Objective: An exact reproduction of the records is required, with all images left out.

%%

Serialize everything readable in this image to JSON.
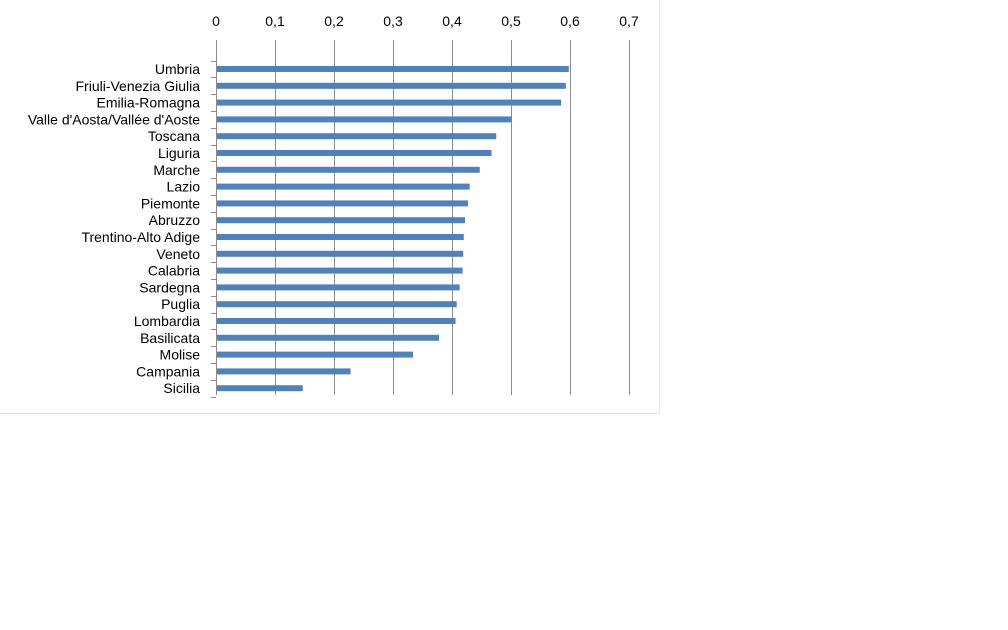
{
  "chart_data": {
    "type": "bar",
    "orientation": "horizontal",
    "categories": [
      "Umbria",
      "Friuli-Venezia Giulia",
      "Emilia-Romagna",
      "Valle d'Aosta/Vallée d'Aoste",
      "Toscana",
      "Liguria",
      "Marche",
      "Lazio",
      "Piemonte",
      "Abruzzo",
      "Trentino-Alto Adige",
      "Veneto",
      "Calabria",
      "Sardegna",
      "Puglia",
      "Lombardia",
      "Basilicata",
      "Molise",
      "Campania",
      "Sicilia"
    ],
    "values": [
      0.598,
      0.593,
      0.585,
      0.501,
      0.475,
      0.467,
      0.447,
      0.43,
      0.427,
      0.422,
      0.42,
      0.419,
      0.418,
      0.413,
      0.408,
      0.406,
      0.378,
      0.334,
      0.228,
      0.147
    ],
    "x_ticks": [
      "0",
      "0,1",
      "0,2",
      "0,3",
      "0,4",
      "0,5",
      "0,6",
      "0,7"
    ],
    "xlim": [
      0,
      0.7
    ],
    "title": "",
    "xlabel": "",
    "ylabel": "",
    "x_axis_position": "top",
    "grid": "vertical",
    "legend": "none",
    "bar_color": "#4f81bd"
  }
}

%%

Task solution:
Serialize everything readable in this image to JSON.
{
  "chart_data": {
    "type": "bar",
    "orientation": "horizontal",
    "categories": [
      "Umbria",
      "Friuli-Venezia Giulia",
      "Emilia-Romagna",
      "Valle d'Aosta/Vallée d'Aoste",
      "Toscana",
      "Liguria",
      "Marche",
      "Lazio",
      "Piemonte",
      "Abruzzo",
      "Trentino-Alto Adige",
      "Veneto",
      "Calabria",
      "Sardegna",
      "Puglia",
      "Lombardia",
      "Basilicata",
      "Molise",
      "Campania",
      "Sicilia"
    ],
    "values": [
      0.598,
      0.593,
      0.585,
      0.501,
      0.475,
      0.467,
      0.447,
      0.43,
      0.427,
      0.422,
      0.42,
      0.419,
      0.418,
      0.413,
      0.408,
      0.406,
      0.378,
      0.334,
      0.228,
      0.147
    ],
    "x_ticks": [
      "0",
      "0,1",
      "0,2",
      "0,3",
      "0,4",
      "0,5",
      "0,6",
      "0,7"
    ],
    "xlim": [
      0,
      0.7
    ],
    "title": "",
    "xlabel": "",
    "ylabel": "",
    "x_axis_position": "top",
    "grid": "vertical",
    "legend": "none",
    "bar_color": "#4f81bd"
  }
}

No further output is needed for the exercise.